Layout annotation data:
* * * *

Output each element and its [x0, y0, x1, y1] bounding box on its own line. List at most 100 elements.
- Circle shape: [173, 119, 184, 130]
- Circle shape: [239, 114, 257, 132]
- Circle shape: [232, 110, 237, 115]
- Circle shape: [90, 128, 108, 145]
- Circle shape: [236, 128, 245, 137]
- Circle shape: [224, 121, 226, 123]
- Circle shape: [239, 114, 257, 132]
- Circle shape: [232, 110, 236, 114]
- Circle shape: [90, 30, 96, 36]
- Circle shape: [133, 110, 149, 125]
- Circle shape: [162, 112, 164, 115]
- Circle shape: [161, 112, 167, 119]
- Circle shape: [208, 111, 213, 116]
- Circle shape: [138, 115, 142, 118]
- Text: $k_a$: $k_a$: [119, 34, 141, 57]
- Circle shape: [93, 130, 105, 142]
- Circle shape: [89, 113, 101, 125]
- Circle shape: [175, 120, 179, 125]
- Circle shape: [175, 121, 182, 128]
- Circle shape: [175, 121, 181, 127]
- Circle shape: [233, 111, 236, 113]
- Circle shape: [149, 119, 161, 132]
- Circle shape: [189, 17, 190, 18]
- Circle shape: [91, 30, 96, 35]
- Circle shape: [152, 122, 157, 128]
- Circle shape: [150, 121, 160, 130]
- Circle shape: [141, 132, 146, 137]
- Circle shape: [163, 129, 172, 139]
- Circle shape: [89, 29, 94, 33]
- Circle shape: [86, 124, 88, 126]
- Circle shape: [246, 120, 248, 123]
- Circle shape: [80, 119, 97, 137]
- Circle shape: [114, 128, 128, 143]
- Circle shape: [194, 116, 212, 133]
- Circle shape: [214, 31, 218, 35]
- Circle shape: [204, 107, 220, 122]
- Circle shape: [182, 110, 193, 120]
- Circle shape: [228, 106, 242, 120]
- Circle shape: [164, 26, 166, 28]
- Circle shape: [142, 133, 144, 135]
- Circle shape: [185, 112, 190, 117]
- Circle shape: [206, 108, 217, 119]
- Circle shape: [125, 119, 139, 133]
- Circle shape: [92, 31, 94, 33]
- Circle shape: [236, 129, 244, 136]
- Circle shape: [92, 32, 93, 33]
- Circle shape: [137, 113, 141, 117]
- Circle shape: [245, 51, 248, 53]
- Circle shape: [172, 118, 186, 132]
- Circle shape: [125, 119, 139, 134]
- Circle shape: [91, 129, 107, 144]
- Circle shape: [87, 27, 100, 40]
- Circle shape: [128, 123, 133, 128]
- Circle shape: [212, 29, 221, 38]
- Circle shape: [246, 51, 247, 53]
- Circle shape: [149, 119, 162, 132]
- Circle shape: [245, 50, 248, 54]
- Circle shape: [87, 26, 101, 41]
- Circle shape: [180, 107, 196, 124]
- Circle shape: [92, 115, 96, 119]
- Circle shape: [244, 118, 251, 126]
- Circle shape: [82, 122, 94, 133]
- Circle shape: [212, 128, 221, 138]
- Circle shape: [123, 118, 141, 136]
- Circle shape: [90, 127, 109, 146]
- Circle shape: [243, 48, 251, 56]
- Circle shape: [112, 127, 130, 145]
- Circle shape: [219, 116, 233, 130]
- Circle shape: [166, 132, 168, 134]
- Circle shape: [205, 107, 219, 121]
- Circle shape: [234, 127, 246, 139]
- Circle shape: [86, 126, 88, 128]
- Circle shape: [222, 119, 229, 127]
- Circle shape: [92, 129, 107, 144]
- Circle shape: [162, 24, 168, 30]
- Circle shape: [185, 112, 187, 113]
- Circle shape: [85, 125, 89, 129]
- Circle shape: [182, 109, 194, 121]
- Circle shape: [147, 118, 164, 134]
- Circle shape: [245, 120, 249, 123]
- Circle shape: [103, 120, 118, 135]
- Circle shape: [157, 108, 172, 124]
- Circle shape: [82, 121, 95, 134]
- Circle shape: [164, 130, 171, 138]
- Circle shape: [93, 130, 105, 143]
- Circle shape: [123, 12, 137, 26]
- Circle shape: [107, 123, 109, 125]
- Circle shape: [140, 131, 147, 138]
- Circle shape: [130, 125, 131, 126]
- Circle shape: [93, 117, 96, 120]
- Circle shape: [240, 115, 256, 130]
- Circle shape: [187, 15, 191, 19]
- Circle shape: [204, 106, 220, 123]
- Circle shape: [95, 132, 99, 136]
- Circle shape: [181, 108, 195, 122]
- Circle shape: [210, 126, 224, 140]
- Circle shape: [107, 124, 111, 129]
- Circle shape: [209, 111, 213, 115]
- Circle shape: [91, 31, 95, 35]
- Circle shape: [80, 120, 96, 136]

* * * *

* [WHAT THE EXERCISE ASKS]
Format each line of the entries above as a string in one JSON list, leaving out blank lines.

* [RESULT FOR THIS TASK]
[
  "Output each element and its [x0, y0, x1, y1] bounding box on its own line. List at most 100 elements.",
  "- Circle shape: [173, 119, 184, 130]",
  "- Circle shape: [239, 114, 257, 132]",
  "- Circle shape: [232, 110, 237, 115]",
  "- Circle shape: [90, 128, 108, 145]",
  "- Circle shape: [236, 128, 245, 137]",
  "- Circle shape: [224, 121, 226, 123]",
  "- Circle shape: [239, 114, 257, 132]",
  "- Circle shape: [232, 110, 236, 114]",
  "- Circle shape: [90, 30, 96, 36]",
  "- Circle shape: [133, 110, 149, 125]",
  "- Circle shape: [162, 112, 164, 115]",
  "- Circle shape: [161, 112, 167, 119]",
  "- Circle shape: [208, 111, 213, 116]",
  "- Circle shape: [138, 115, 142, 118]",
  "- Text: $k_a$: $k_a$: [119, 34, 141, 57]",
  "- Circle shape: [93, 130, 105, 142]",
  "- Circle shape: [89, 113, 101, 125]",
  "- Circle shape: [175, 120, 179, 125]",
  "- Circle shape: [175, 121, 182, 128]",
  "- Circle shape: [175, 121, 181, 127]",
  "- Circle shape: [233, 111, 236, 113]",
  "- Circle shape: [149, 119, 161, 132]",
  "- Circle shape: [189, 17, 190, 18]",
  "- Circle shape: [91, 30, 96, 35]",
  "- Circle shape: [152, 122, 157, 128]",
  "- Circle shape: [150, 121, 160, 130]",
  "- Circle shape: [141, 132, 146, 137]",
  "- Circle shape: [163, 129, 172, 139]",
  "- Circle shape: [89, 29, 94, 33]",
  "- Circle shape: [86, 124, 88, 126]",
  "- Circle shape: [246, 120, 248, 123]",
  "- Circle shape: [80, 119, 97, 137]",
  "- Circle shape: [114, 128, 128, 143]",
  "- Circle shape: [194, 116, 212, 133]",
  "- Circle shape: [214, 31, 218, 35]",
  "- Circle shape: [204, 107, 220, 122]",
  "- Circle shape: [182, 110, 193, 120]",
  "- Circle shape: [228, 106, 242, 120]",
  "- Circle shape: [164, 26, 166, 28]",
  "- Circle shape: [142, 133, 144, 135]",
  "- Circle shape: [185, 112, 190, 117]",
  "- Circle shape: [206, 108, 217, 119]",
  "- Circle shape: [125, 119, 139, 133]",
  "- Circle shape: [92, 31, 94, 33]",
  "- Circle shape: [236, 129, 244, 136]",
  "- Circle shape: [92, 32, 93, 33]",
  "- Circle shape: [137, 113, 141, 117]",
  "- Circle shape: [245, 51, 248, 53]",
  "- Circle shape: [172, 118, 186, 132]",
  "- Circle shape: [125, 119, 139, 134]",
  "- Circle shape: [91, 129, 107, 144]",
  "- Circle shape: [87, 27, 100, 40]",
  "- Circle shape: [128, 123, 133, 128]",
  "- Circle shape: [212, 29, 221, 38]",
  "- Circle shape: [246, 51, 247, 53]",
  "- Circle shape: [149, 119, 162, 132]",
  "- Circle shape: [245, 50, 248, 54]",
  "- Circle shape: [87, 26, 101, 41]",
  "- Circle shape: [180, 107, 196, 124]",
  "- Circle shape: [92, 115, 96, 119]",
  "- Circle shape: [244, 118, 251, 126]",
  "- Circle shape: [82, 122, 94, 133]",
  "- Circle shape: [212, 128, 221, 138]",
  "- Circle shape: [123, 118, 141, 136]",
  "- Circle shape: [90, 127, 109, 146]",
  "- Circle shape: [243, 48, 251, 56]",
  "- Circle shape: [112, 127, 130, 145]",
  "- Circle shape: [219, 116, 233, 130]",
  "- Circle shape: [166, 132, 168, 134]",
  "- Circle shape: [205, 107, 219, 121]",
  "- Circle shape: [234, 127, 246, 139]",
  "- Circle shape: [86, 126, 88, 128]",
  "- Circle shape: [222, 119, 229, 127]",
  "- Circle shape: [92, 129, 107, 144]",
  "- Circle shape: [162, 24, 168, 30]",
  "- Circle shape: [185, 112, 187, 113]",
  "- Circle shape: [85, 125, 89, 129]",
  "- Circle shape: [182, 109, 194, 121]",
  "- Circle shape: [147, 118, 164, 134]",
  "- Circle shape: [245, 120, 249, 123]",
  "- Circle shape: [103, 120, 118, 135]",
  "- Circle shape: [157, 108, 172, 124]",
  "- Circle shape: [82, 121, 95, 134]",
  "- Circle shape: [164, 130, 171, 138]",
  "- Circle shape: [93, 130, 105, 143]",
  "- Circle shape: [123, 12, 137, 26]",
  "- Circle shape: [107, 123, 109, 125]",
  "- Circle shape: [140, 131, 147, 138]",
  "- Circle shape: [130, 125, 131, 126]",
  "- Circle shape: [93, 117, 96, 120]",
  "- Circle shape: [240, 115, 256, 130]",
  "- Circle shape: [187, 15, 191, 19]",
  "- Circle shape: [204, 106, 220, 123]",
  "- Circle shape: [95, 132, 99, 136]",
  "- Circle shape: [181, 108, 195, 122]",
  "- Circle shape: [210, 126, 224, 140]",
  "- Circle shape: [107, 124, 111, 129]",
  "- Circle shape: [209, 111, 213, 115]",
  "- Circle shape: [91, 31, 95, 35]",
  "- Circle shape: [80, 120, 96, 136]"
]